TASK BRIEF:
Return all of the data exactly as given.

--- GIVEN DATA ---

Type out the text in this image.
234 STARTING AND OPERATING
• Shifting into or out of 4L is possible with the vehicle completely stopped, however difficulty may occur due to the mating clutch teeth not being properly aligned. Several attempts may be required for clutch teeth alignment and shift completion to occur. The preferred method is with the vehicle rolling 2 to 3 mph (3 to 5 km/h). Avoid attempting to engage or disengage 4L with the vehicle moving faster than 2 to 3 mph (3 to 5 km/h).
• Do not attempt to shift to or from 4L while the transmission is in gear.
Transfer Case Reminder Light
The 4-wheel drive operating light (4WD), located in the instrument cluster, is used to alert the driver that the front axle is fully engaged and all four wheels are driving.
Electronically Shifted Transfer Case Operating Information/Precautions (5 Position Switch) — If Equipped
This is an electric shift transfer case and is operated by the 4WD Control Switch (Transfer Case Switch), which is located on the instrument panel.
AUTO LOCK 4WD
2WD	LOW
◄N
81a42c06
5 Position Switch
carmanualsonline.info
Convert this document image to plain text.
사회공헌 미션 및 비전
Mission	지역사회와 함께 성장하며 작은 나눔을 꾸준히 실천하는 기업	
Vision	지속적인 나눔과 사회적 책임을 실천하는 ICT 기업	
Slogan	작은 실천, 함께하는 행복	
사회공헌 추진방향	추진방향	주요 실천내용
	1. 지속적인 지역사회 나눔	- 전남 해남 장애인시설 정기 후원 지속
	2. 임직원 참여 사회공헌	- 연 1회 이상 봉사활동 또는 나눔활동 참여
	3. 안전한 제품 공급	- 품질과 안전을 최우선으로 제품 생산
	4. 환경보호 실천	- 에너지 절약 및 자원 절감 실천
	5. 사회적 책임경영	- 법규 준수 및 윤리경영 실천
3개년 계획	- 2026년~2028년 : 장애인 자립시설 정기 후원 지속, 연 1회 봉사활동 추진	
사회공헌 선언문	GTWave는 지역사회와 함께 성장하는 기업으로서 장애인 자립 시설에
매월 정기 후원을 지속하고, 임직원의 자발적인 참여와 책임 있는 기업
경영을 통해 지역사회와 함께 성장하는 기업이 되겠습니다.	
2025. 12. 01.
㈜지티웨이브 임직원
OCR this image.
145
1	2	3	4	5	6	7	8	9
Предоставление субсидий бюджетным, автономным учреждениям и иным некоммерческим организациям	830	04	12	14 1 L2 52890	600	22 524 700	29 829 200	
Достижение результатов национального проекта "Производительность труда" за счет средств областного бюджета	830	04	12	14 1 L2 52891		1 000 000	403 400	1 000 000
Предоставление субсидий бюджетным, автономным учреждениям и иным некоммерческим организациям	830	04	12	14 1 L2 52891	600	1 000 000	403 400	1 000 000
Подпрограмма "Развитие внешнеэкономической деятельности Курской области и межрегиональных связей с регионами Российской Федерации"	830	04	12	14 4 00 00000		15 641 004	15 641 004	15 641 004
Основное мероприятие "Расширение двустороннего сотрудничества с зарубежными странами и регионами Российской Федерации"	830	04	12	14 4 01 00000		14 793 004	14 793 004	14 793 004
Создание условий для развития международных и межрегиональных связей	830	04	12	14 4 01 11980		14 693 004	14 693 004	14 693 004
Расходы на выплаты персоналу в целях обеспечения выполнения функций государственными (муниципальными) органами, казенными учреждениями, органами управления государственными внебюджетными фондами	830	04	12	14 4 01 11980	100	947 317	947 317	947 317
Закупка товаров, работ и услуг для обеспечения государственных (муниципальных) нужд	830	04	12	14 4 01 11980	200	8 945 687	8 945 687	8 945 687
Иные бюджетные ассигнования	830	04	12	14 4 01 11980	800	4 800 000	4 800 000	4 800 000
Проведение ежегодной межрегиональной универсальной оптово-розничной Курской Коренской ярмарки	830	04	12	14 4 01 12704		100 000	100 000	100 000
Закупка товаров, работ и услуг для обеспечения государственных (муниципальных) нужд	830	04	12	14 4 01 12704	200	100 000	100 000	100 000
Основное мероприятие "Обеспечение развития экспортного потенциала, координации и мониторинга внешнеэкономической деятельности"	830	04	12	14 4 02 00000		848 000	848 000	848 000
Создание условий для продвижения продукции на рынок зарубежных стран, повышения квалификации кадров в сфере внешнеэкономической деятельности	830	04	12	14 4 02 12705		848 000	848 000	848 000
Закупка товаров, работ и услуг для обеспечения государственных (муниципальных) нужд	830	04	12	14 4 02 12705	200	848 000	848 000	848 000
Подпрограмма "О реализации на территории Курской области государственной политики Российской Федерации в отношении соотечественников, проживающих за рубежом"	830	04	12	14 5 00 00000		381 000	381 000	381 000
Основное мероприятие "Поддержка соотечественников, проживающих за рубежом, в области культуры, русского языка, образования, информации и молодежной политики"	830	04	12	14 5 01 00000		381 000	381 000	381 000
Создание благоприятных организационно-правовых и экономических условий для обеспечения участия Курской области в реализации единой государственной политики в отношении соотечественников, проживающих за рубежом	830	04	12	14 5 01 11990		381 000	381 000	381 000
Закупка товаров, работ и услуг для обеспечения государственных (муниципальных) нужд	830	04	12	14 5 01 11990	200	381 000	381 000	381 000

---

ANSWER:
Type out the text in this image.
234 STARTING AND OPERATING
• Shifting into or out of 4L is possible with the vehicle completely stopped, however difficulty may occur due to the mating clutch teeth not being properly aligned. Several attempts may be required for clutch teeth alignment and shift completion to occur. The preferred method is with the vehicle rolling 2 to 3 mph (3 to 5 km/h). Avoid attempting to engage or disengage 4L with the vehicle moving faster than 2 to 3 mph (3 to 5 km/h).
• Do not attempt to shift to or from 4L while the transmission is in gear.
Transfer Case Reminder Light
The 4-wheel drive operating light (4WD), located in the instrument cluster, is used to alert the driver that the front axle is fully engaged and all four wheels are driving.
Electronically Shifted Transfer Case Operating Information/Precautions (5 Position Switch) — If Equipped
This is an electric shift transfer case and is operated by the 4WD Control Switch (Transfer Case Switch), which is located on the instrument panel.
AUTO LOCK 4WD
2WD	LOW
◄N
81a42c06
5 Position Switch
carmanualsonline.info
Convert this document image to plain text.
사회공헌 미션 및 비전
Mission	지역사회와 함께 성장하며 작은 나눔을 꾸준히 실천하는 기업	
Vision	지속적인 나눔과 사회적 책임을 실천하는 ICT 기업	
Slogan	작은 실천, 함께하는 행복	
사회공헌 추진방향	추진방향	주요 실천내용
	1. 지속적인 지역사회 나눔	- 전남 해남 장애인시설 정기 후원 지속
	2. 임직원 참여 사회공헌	- 연 1회 이상 봉사활동 또는 나눔활동 참여
	3. 안전한 제품 공급	- 품질과 안전을 최우선으로 제품 생산
	4. 환경보호 실천	- 에너지 절약 및 자원 절감 실천
	5. 사회적 책임경영	- 법규 준수 및 윤리경영 실천
3개년 계획	- 2026년~2028년 : 장애인 자립시설 정기 후원 지속, 연 1회 봉사활동 추진	
사회공헌 선언문	GTWave는 지역사회와 함께 성장하는 기업으로서 장애인 자립 시설에
매월 정기 후원을 지속하고, 임직원의 자발적인 참여와 책임 있는 기업
경영을 통해 지역사회와 함께 성장하는 기업이 되겠습니다.	
2025. 12. 01.
㈜지티웨이브 임직원
OCR this image.
145
1	2	3	4	5	6	7	8	9
Предоставление субсидий бюджетным, автономным учреждениям и иным некоммерческим организациям	830	04	12	14 1 L2 52890	600	22 524 700	29 829 200	
Достижение результатов национального проекта "Производительность труда" за счет средств областного бюджета	830	04	12	14 1 L2 52891		1 000 000	403 400	1 000 000
Предоставление субсидий бюджетным, автономным учреждениям и иным некоммерческим организациям	830	04	12	14 1 L2 52891	600	1 000 000	403 400	1 000 000
Подпрограмма "Развитие внешнеэкономической деятельности Курской области и межрегиональных связей с регионами Российской Федерации"	830	04	12	14 4 00 00000		15 641 004	15 641 004	15 641 004
Основное мероприятие "Расширение двустороннего сотрудничества с зарубежными странами и регионами Российской Федерации"	830	04	12	14 4 01 00000		14 793 004	14 793 004	14 793 004
Создание условий для развития международных и межрегиональных связей	830	04	12	14 4 01 11980		14 693 004	14 693 004	14 693 004
Расходы на выплаты персоналу в целях обеспечения выполнения функций государственными (муниципальными) органами, казенными учреждениями, органами управления государственными внебюджетными фондами	830	04	12	14 4 01 11980	100	947 317	947 317	947 317
Закупка товаров, работ и услуг для обеспечения государственных (муниципальных) нужд	830	04	12	14 4 01 11980	200	8 945 687	8 945 687	8 945 687
Иные бюджетные ассигнования	830	04	12	14 4 01 11980	800	4 800 000	4 800 000	4 800 000
Проведение ежегодной межрегиональной универсальной оптово-розничной Курской Коренской ярмарки	830	04	12	14 4 01 12704		100 000	100 000	100 000
Закупка товаров, работ и услуг для обеспечения государственных (муниципальных) нужд	830	04	12	14 4 01 12704	200	100 000	100 000	100 000
Основное мероприятие "Обеспечение развития экспортного потенциала, координации и мониторинга внешнеэкономической деятельности"	830	04	12	14 4 02 00000		848 000	848 000	848 000
Создание условий для продвижения продукции на рынок зарубежных стран, повышения квалификации кадров в сфере внешнеэкономической деятельности	830	04	12	14 4 02 12705		848 000	848 000	848 000
Закупка товаров, работ и услуг для обеспечения государственных (муниципальных) нужд	830	04	12	14 4 02 12705	200	848 000	848 000	848 000
Подпрограмма "О реализации на территории Курской области государственной политики Российской Федерации в отношении соотечественников, проживающих за рубежом"	830	04	12	14 5 00 00000		381 000	381 000	381 000
Основное мероприятие "Поддержка соотечественников, проживающих за рубежом, в области культуры, русского языка, образования, информации и молодежной политики"	830	04	12	14 5 01 00000		381 000	381 000	381 000
Создание благоприятных организационно-правовых и экономических условий для обеспечения участия Курской области в реализации единой государственной политики в отношении соотечественников, проживающих за рубежом	830	04	12	14 5 01 11990		381 000	381 000	381 000
Закупка товаров, работ и услуг для обеспечения государственных (муниципальных) нужд	830	04	12	14 5 01 11990	200	381 000	381 000	381 000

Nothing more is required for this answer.